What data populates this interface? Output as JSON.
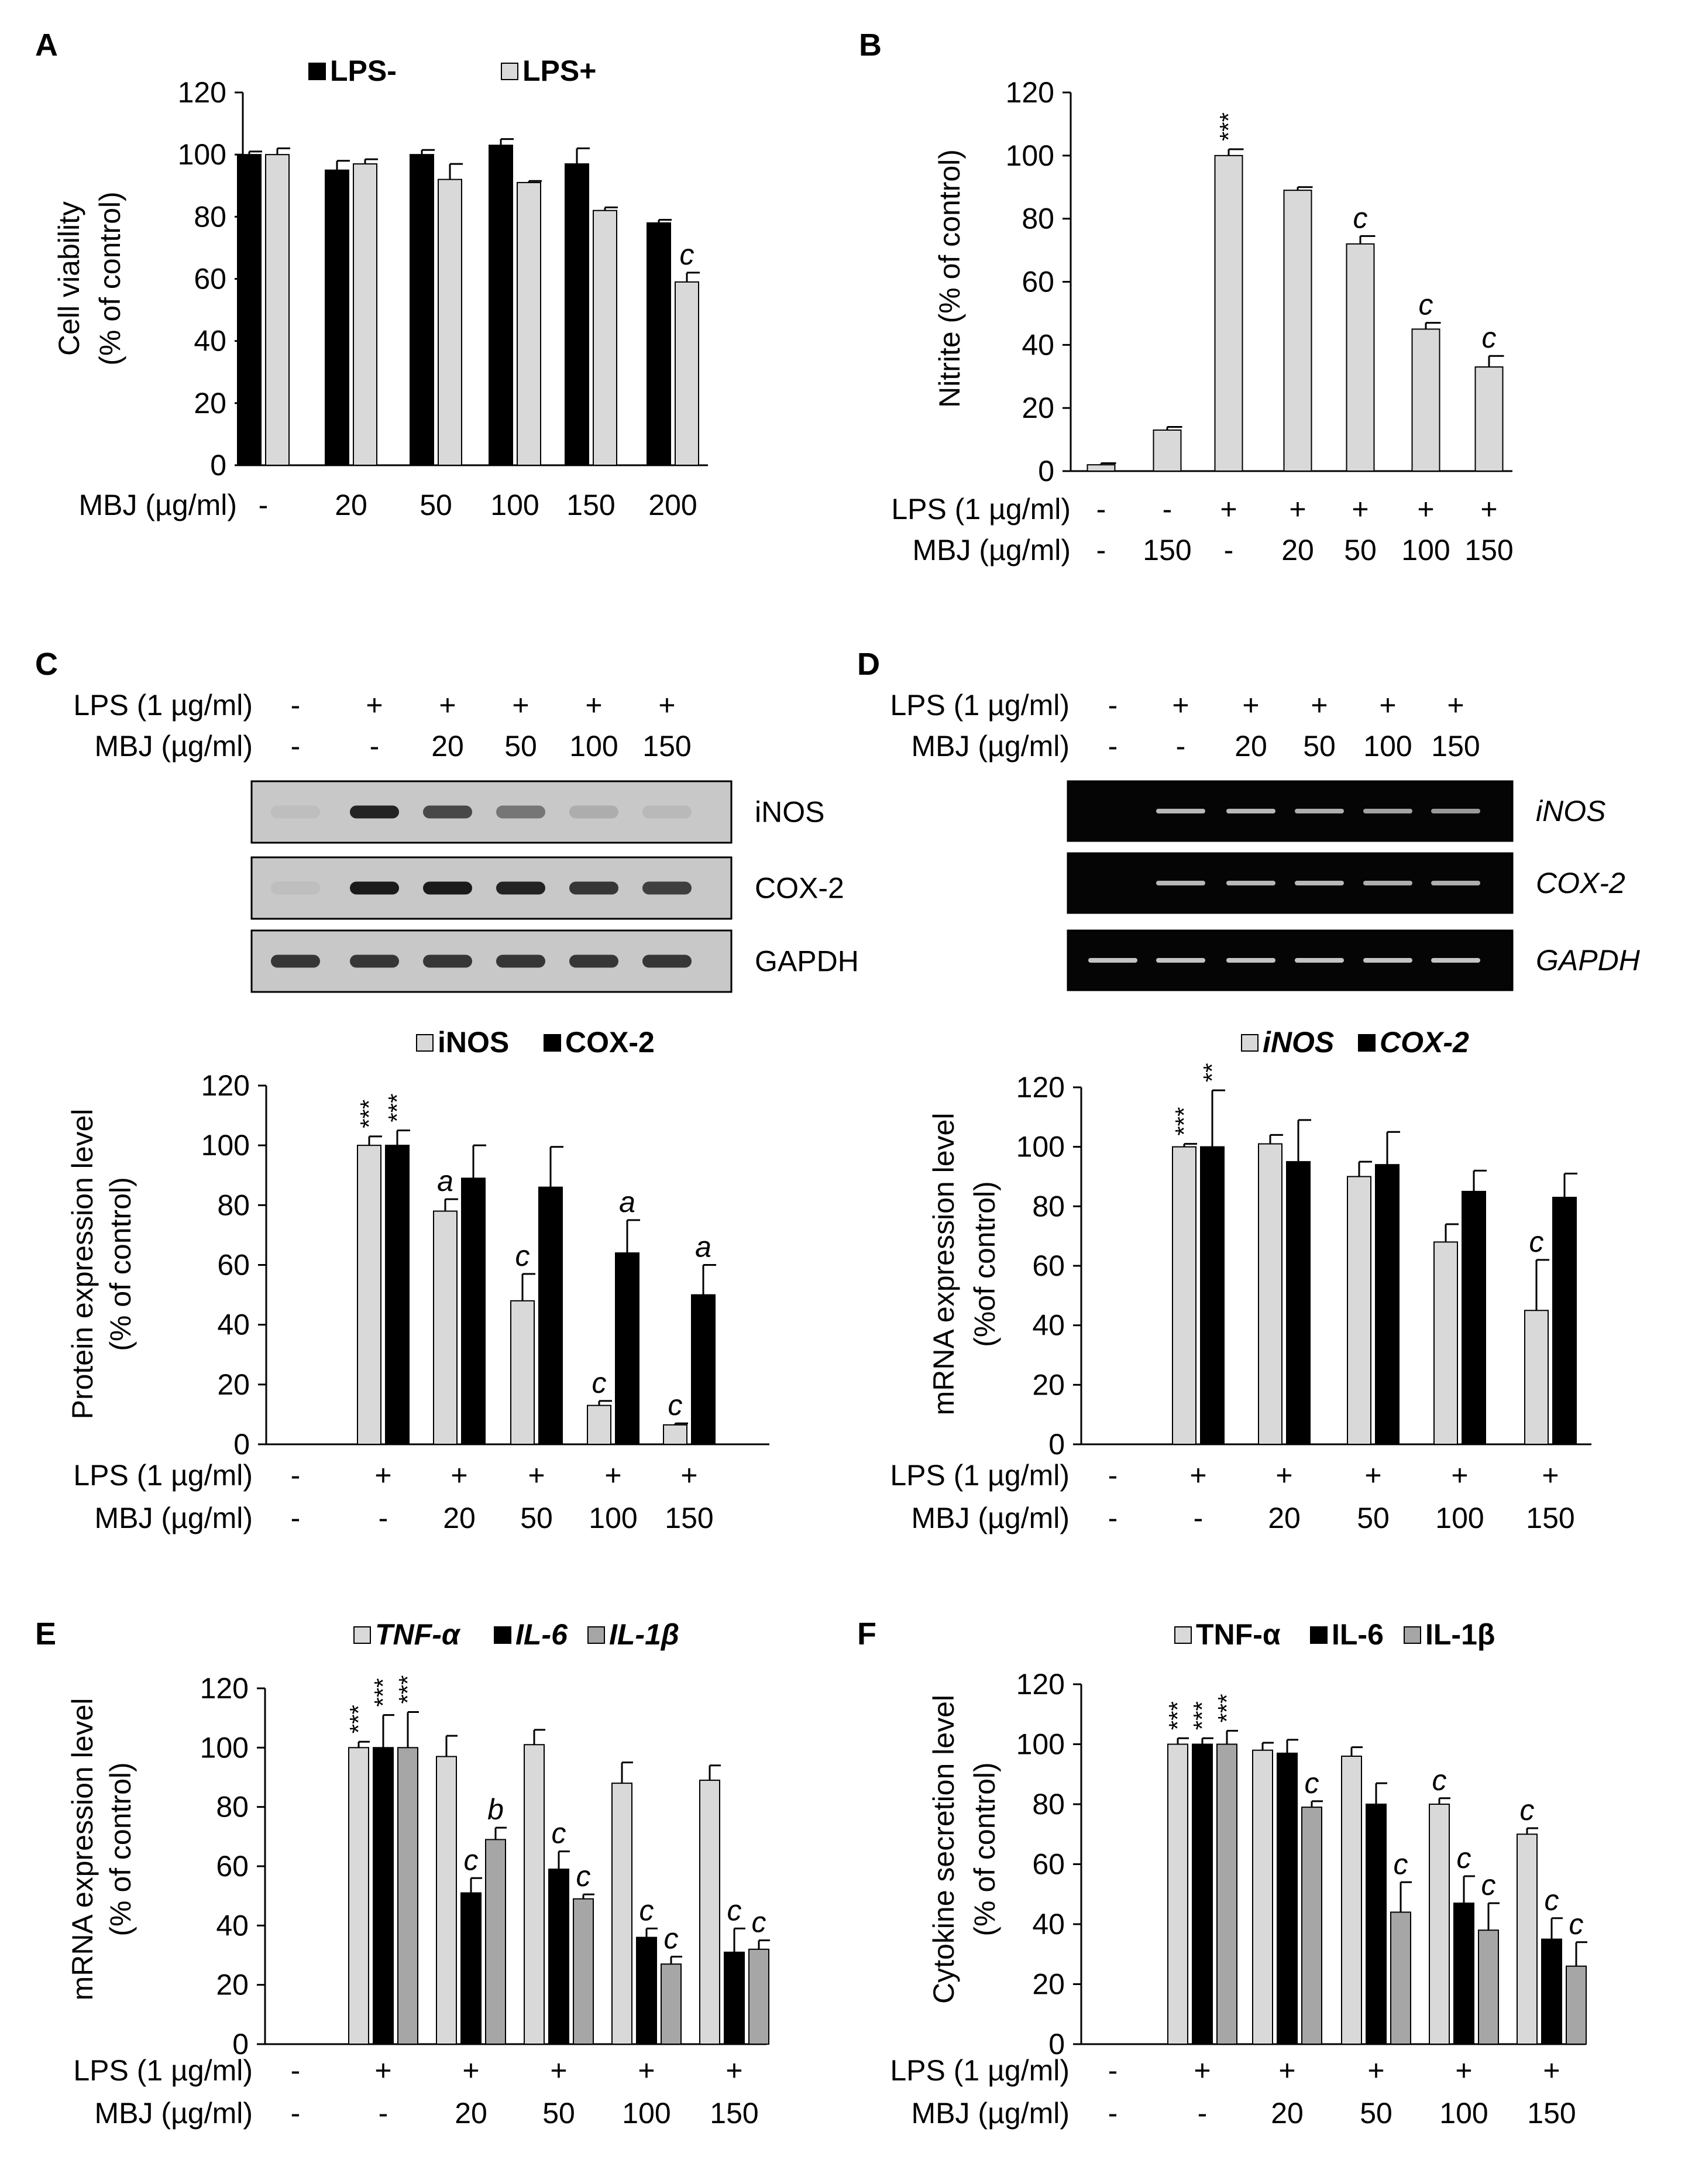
{
  "colors": {
    "light": "#d9d9d9",
    "black": "#000000",
    "mid": "#a6a6a6",
    "gel_bg": "#050505",
    "gel_band": "#d8d8d8",
    "blot_bg": "#c8c8c8"
  },
  "chart_data": [
    {
      "id": "A",
      "letter": "A",
      "type": "bar",
      "ylabel": [
        "Cell viability",
        "(% of control)"
      ],
      "ylim": [
        0,
        120
      ],
      "yticks": [
        0,
        20,
        40,
        60,
        80,
        100,
        120
      ],
      "legend": [
        {
          "label": "LPS-",
          "color": "#000000",
          "italic": false
        },
        {
          "label": "LPS+",
          "color": "#d9d9d9",
          "italic": false
        }
      ],
      "row_labels": [
        "MBJ (µg/ml)"
      ],
      "categories": [
        [
          "-"
        ],
        [
          "20"
        ],
        [
          "50"
        ],
        [
          "100"
        ],
        [
          "150"
        ],
        [
          "200"
        ]
      ],
      "series": [
        {
          "name": "LPS-",
          "color": "#000000",
          "values": [
            100,
            95,
            100,
            103,
            97,
            78
          ],
          "errors": [
            1,
            3,
            1.5,
            2,
            5,
            1
          ],
          "stars": [
            "",
            "",
            "",
            "",
            "",
            ""
          ]
        },
        {
          "name": "LPS+",
          "color": "#d9d9d9",
          "values": [
            100,
            97,
            92,
            91,
            82,
            59
          ],
          "errors": [
            2,
            1.5,
            5,
            0.5,
            1,
            3
          ],
          "stars": [
            "",
            "",
            "",
            "",
            "",
            "c"
          ]
        }
      ]
    },
    {
      "id": "B",
      "letter": "B",
      "type": "bar",
      "ylabel": [
        "Nitrite (% of control)"
      ],
      "ylim": [
        0,
        120
      ],
      "yticks": [
        0,
        20,
        40,
        60,
        80,
        100,
        120
      ],
      "legend": [],
      "row_labels": [
        "LPS (1 µg/ml)",
        "MBJ  (µg/ml)"
      ],
      "categories": [
        [
          "-",
          "-"
        ],
        [
          "-",
          "150"
        ],
        [
          "+",
          "-"
        ],
        [
          "+",
          "20"
        ],
        [
          "+",
          "50"
        ],
        [
          "+",
          "100"
        ],
        [
          "+",
          "150"
        ]
      ],
      "series": [
        {
          "name": "Nitrite",
          "color": "#d9d9d9",
          "values": [
            2,
            13,
            100,
            89,
            72,
            45,
            33
          ],
          "errors": [
            0.5,
            1,
            2,
            1,
            2.5,
            2,
            3.5
          ],
          "stars": [
            "",
            "",
            "***",
            "",
            "c",
            "c",
            "c"
          ]
        }
      ]
    },
    {
      "id": "C",
      "letter": "C",
      "type": "bar",
      "ylabel": [
        "Protein expression level",
        "(% of control)"
      ],
      "ylim": [
        0,
        120
      ],
      "yticks": [
        0,
        20,
        40,
        60,
        80,
        100,
        120
      ],
      "legend": [
        {
          "label": "iNOS",
          "color": "#d9d9d9",
          "italic": false
        },
        {
          "label": "COX-2",
          "color": "#000000",
          "italic": false
        }
      ],
      "row_labels": [
        "LPS (1 µg/ml)",
        "MBJ (µg/ml)"
      ],
      "categories": [
        [
          "-",
          "-"
        ],
        [
          "+",
          "-"
        ],
        [
          "+",
          "20"
        ],
        [
          "+",
          "50"
        ],
        [
          "+",
          "100"
        ],
        [
          "+",
          "150"
        ]
      ],
      "series": [
        {
          "name": "iNOS",
          "color": "#d9d9d9",
          "values": [
            0,
            100,
            78,
            48,
            13,
            6.5
          ],
          "errors": [
            0,
            3,
            4,
            9,
            1.5,
            0.5
          ],
          "stars": [
            "",
            "***",
            "a",
            "c",
            "c",
            "c"
          ]
        },
        {
          "name": "COX-2",
          "color": "#000000",
          "values": [
            0,
            100,
            89,
            86,
            64,
            50
          ],
          "errors": [
            0,
            5,
            11,
            13.5,
            11,
            10
          ],
          "stars": [
            "",
            "***",
            "",
            "",
            "a",
            "a"
          ]
        }
      ]
    },
    {
      "id": "D",
      "letter": "D",
      "type": "bar",
      "ylabel": [
        "mRNA expression level",
        "(%of control)"
      ],
      "ylim": [
        0,
        120
      ],
      "yticks": [
        0,
        20,
        40,
        60,
        80,
        100,
        120
      ],
      "legend": [
        {
          "label": "iNOS",
          "color": "#d9d9d9",
          "italic": true
        },
        {
          "label": "COX-2",
          "color": "#000000",
          "italic": true
        }
      ],
      "row_labels": [
        "LPS (1 µg/ml)",
        "MBJ (µg/ml)"
      ],
      "categories": [
        [
          "-",
          "-"
        ],
        [
          "+",
          "-"
        ],
        [
          "+",
          "20"
        ],
        [
          "+",
          "50"
        ],
        [
          "+",
          "100"
        ],
        [
          "+",
          "150"
        ]
      ],
      "series": [
        {
          "name": "iNOS",
          "color": "#d9d9d9",
          "values": [
            0,
            100,
            101,
            90,
            68,
            45
          ],
          "errors": [
            0,
            1,
            3,
            5,
            6,
            17
          ],
          "stars": [
            "",
            "***",
            "",
            "",
            "",
            "c"
          ]
        },
        {
          "name": "COX-2",
          "color": "#000000",
          "values": [
            0,
            100,
            95,
            94,
            85,
            83
          ],
          "errors": [
            0,
            19,
            14,
            11,
            7,
            8
          ],
          "stars": [
            "",
            "**",
            "",
            "",
            "",
            ""
          ]
        }
      ]
    },
    {
      "id": "E",
      "letter": "E",
      "type": "bar",
      "ylabel": [
        "mRNA expression level",
        "(% of control)"
      ],
      "ylim": [
        0,
        120
      ],
      "yticks": [
        0,
        20,
        40,
        60,
        80,
        100,
        120
      ],
      "legend": [
        {
          "label": "TNF-α",
          "color": "#d9d9d9",
          "italic": true
        },
        {
          "label": "IL-6",
          "color": "#000000",
          "italic": true
        },
        {
          "label": "IL-1β",
          "color": "#a6a6a6",
          "italic": true
        }
      ],
      "row_labels": [
        "LPS (1 µg/ml)",
        "MBJ (µg/ml)"
      ],
      "categories": [
        [
          "-",
          "-"
        ],
        [
          "+",
          "-"
        ],
        [
          "+",
          "20"
        ],
        [
          "+",
          "50"
        ],
        [
          "+",
          "100"
        ],
        [
          "+",
          "150"
        ]
      ],
      "series": [
        {
          "name": "TNF-α",
          "color": "#d9d9d9",
          "values": [
            0,
            100,
            97,
            101,
            88,
            89
          ],
          "errors": [
            0,
            2,
            7,
            5,
            7,
            5
          ],
          "stars": [
            "",
            "***",
            "",
            "",
            "",
            ""
          ]
        },
        {
          "name": "IL-6",
          "color": "#000000",
          "values": [
            0,
            100,
            51,
            59,
            36,
            31
          ],
          "errors": [
            0,
            11,
            5,
            6,
            3,
            8
          ],
          "stars": [
            "",
            "***",
            "c",
            "c",
            "c",
            "c"
          ]
        },
        {
          "name": "IL-1β",
          "color": "#a6a6a6",
          "values": [
            0,
            100,
            69,
            49,
            27,
            32
          ],
          "errors": [
            0,
            12,
            4,
            1.5,
            2.5,
            3
          ],
          "stars": [
            "",
            "***",
            "b",
            "c",
            "c",
            "c"
          ]
        }
      ]
    },
    {
      "id": "F",
      "letter": "F",
      "type": "bar",
      "ylabel": [
        "Cytokine secretion level",
        "(% of control)"
      ],
      "ylim": [
        0,
        120
      ],
      "yticks": [
        0,
        20,
        40,
        60,
        80,
        100,
        120
      ],
      "legend": [
        {
          "label": "TNF-α",
          "color": "#d9d9d9",
          "italic": false
        },
        {
          "label": "IL-6",
          "color": "#000000",
          "italic": false
        },
        {
          "label": "IL-1β",
          "color": "#a6a6a6",
          "italic": false
        }
      ],
      "row_labels": [
        "LPS (1 µg/ml)",
        "MBJ (µg/ml)"
      ],
      "categories": [
        [
          "-",
          "-"
        ],
        [
          "+",
          "-"
        ],
        [
          "+",
          "20"
        ],
        [
          "+",
          "50"
        ],
        [
          "+",
          "100"
        ],
        [
          "+",
          "150"
        ]
      ],
      "series": [
        {
          "name": "TNF-α",
          "color": "#d9d9d9",
          "values": [
            0,
            100,
            98,
            96,
            80,
            70
          ],
          "errors": [
            0,
            2,
            2.5,
            3,
            2,
            2
          ],
          "stars": [
            "",
            "***",
            "",
            "",
            "c",
            "c"
          ]
        },
        {
          "name": "IL-6",
          "color": "#000000",
          "values": [
            0,
            100,
            97,
            80,
            47,
            35
          ],
          "errors": [
            0,
            2,
            4.5,
            7,
            9,
            7
          ],
          "stars": [
            "",
            "***",
            "",
            "",
            "c",
            "c"
          ]
        },
        {
          "name": "IL-1β",
          "color": "#a6a6a6",
          "values": [
            0,
            100,
            79,
            44,
            38,
            26
          ],
          "errors": [
            0,
            4.5,
            2,
            10,
            9,
            8
          ],
          "stars": [
            "",
            "***",
            "c",
            "c",
            "c",
            "c"
          ]
        }
      ]
    }
  ],
  "blots": [
    {
      "id": "C",
      "letter": "C",
      "row_labels": [
        "LPS (1 µg/ml)",
        "MBJ (µg/ml)"
      ],
      "lanes": [
        [
          "-",
          "-"
        ],
        [
          "+",
          "-"
        ],
        [
          "+",
          "20"
        ],
        [
          "+",
          "50"
        ],
        [
          "+",
          "100"
        ],
        [
          "+",
          "150"
        ]
      ],
      "style": "western",
      "italic": false,
      "bands": [
        {
          "label": "iNOS",
          "intensity": [
            0.05,
            0.9,
            0.7,
            0.45,
            0.15,
            0.08
          ]
        },
        {
          "label": "COX-2",
          "intensity": [
            0.05,
            0.95,
            0.95,
            0.9,
            0.8,
            0.75
          ]
        },
        {
          "label": "GAPDH",
          "intensity": [
            0.8,
            0.8,
            0.8,
            0.8,
            0.8,
            0.8
          ]
        }
      ]
    },
    {
      "id": "D",
      "letter": "D",
      "row_labels": [
        "LPS (1 µg/ml)",
        "MBJ (µg/ml)"
      ],
      "lanes": [
        [
          "-",
          "-"
        ],
        [
          "+",
          "-"
        ],
        [
          "+",
          "20"
        ],
        [
          "+",
          "50"
        ],
        [
          "+",
          "100"
        ],
        [
          "+",
          "150"
        ]
      ],
      "style": "gel",
      "italic": true,
      "bands": [
        {
          "label": "iNOS",
          "intensity": [
            0.0,
            0.85,
            0.85,
            0.8,
            0.75,
            0.7
          ]
        },
        {
          "label": "COX-2",
          "intensity": [
            0.0,
            0.85,
            0.85,
            0.85,
            0.8,
            0.8
          ]
        },
        {
          "label": "GAPDH",
          "intensity": [
            0.9,
            0.9,
            0.9,
            0.9,
            0.9,
            0.9
          ]
        }
      ]
    }
  ]
}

### WHAT NEEDS TO BE DONE
Where in the records does the string "level" appear? Copy every line that has it.

### RESPONSE TO THIS TASK
        "Protein expression level",
        "mRNA expression level",
        "mRNA expression level",
        "Cytokine secretion level",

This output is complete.